*Work instructions*
Please restate the following records word for word.

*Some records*

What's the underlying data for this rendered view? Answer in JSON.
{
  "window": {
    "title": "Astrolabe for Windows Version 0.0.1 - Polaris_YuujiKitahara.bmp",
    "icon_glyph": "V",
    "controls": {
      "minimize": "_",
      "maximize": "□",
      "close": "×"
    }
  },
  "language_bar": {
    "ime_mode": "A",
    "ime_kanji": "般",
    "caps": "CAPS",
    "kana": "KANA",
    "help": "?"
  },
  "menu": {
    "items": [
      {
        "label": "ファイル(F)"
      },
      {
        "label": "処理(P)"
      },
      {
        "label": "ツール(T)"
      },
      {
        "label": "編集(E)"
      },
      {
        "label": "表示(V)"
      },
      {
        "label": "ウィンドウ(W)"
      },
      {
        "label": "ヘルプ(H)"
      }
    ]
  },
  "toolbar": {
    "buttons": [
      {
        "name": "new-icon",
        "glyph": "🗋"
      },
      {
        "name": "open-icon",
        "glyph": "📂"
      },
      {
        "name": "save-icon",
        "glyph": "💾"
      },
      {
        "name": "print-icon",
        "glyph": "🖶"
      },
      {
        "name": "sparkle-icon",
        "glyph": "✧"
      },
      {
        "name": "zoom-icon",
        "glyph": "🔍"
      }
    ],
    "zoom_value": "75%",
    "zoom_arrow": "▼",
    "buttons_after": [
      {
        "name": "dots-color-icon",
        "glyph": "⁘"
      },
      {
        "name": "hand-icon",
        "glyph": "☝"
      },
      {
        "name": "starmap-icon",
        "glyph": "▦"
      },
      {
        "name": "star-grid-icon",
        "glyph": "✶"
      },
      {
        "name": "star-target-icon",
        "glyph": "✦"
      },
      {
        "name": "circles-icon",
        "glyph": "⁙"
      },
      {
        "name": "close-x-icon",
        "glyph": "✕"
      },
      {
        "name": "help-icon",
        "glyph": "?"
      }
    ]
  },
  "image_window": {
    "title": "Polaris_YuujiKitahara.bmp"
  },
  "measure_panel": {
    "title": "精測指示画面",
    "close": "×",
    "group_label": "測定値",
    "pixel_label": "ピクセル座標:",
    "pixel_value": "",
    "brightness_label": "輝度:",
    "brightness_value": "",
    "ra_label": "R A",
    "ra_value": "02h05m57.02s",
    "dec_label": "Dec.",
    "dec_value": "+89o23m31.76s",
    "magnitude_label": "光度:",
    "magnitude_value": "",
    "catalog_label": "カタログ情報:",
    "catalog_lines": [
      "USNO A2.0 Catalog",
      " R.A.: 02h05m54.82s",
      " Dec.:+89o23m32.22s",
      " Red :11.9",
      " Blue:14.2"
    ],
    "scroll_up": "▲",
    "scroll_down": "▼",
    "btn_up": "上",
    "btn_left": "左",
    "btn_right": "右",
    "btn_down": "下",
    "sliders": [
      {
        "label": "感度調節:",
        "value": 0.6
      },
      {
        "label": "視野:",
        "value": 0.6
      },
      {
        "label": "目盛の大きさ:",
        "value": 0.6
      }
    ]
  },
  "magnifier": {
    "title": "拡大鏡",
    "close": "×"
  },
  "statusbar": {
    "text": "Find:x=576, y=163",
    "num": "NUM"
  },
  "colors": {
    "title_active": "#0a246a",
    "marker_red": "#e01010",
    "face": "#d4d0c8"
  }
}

*The solution*
What's the underlying data for this rendered view? Answer in JSON.
{
  "window": {
    "title": "Astrolabe for Windows Version 0.0.1 - Polaris_YuujiKitahara.bmp",
    "icon_glyph": "V",
    "controls": {
      "minimize": "_",
      "maximize": "□",
      "close": "×"
    }
  },
  "language_bar": {
    "ime_mode": "A",
    "ime_kanji": "般",
    "caps": "CAPS",
    "kana": "KANA",
    "help": "?"
  },
  "menu": {
    "items": [
      {
        "label": "ファイル(F)"
      },
      {
        "label": "処理(P)"
      },
      {
        "label": "ツール(T)"
      },
      {
        "label": "編集(E)"
      },
      {
        "label": "表示(V)"
      },
      {
        "label": "ウィンドウ(W)"
      },
      {
        "label": "ヘルプ(H)"
      }
    ]
  },
  "toolbar": {
    "buttons": [
      {
        "name": "new-icon",
        "glyph": "🗋"
      },
      {
        "name": "open-icon",
        "glyph": "📂"
      },
      {
        "name": "save-icon",
        "glyph": "💾"
      },
      {
        "name": "print-icon",
        "glyph": "🖶"
      },
      {
        "name": "sparkle-icon",
        "glyph": "✧"
      },
      {
        "name": "zoom-icon",
        "glyph": "🔍"
      }
    ],
    "zoom_value": "75%",
    "zoom_arrow": "▼",
    "buttons_after": [
      {
        "name": "dots-color-icon",
        "glyph": "⁘"
      },
      {
        "name": "hand-icon",
        "glyph": "☝"
      },
      {
        "name": "starmap-icon",
        "glyph": "▦"
      },
      {
        "name": "star-grid-icon",
        "glyph": "✶"
      },
      {
        "name": "star-target-icon",
        "glyph": "✦"
      },
      {
        "name": "circles-icon",
        "glyph": "⁙"
      },
      {
        "name": "close-x-icon",
        "glyph": "✕"
      },
      {
        "name": "help-icon",
        "glyph": "?"
      }
    ]
  },
  "image_window": {
    "title": "Polaris_YuujiKitahara.bmp"
  },
  "measure_panel": {
    "title": "精測指示画面",
    "close": "×",
    "group_label": "測定値",
    "pixel_label": "ピクセル座標:",
    "pixel_value": "",
    "brightness_label": "輝度:",
    "brightness_value": "",
    "ra_label": "R A",
    "ra_value": "02h05m57.02s",
    "dec_label": "Dec.",
    "dec_value": "+89o23m31.76s",
    "magnitude_label": "光度:",
    "magnitude_value": "",
    "catalog_label": "カタログ情報:",
    "catalog_lines": [
      "USNO A2.0 Catalog",
      " R.A.: 02h05m54.82s",
      " Dec.:+89o23m32.22s",
      " Red :11.9",
      " Blue:14.2"
    ],
    "scroll_up": "▲",
    "scroll_down": "▼",
    "btn_up": "上",
    "btn_left": "左",
    "btn_right": "右",
    "btn_down": "下",
    "sliders": [
      {
        "label": "感度調節:",
        "value": 0.6
      },
      {
        "label": "視野:",
        "value": 0.6
      },
      {
        "label": "目盛の大きさ:",
        "value": 0.6
      }
    ]
  },
  "magnifier": {
    "title": "拡大鏡",
    "close": "×"
  },
  "statusbar": {
    "text": "Find:x=576, y=163",
    "num": "NUM"
  },
  "colors": {
    "title_active": "#0a246a",
    "marker_red": "#e01010",
    "face": "#d4d0c8"
  }
}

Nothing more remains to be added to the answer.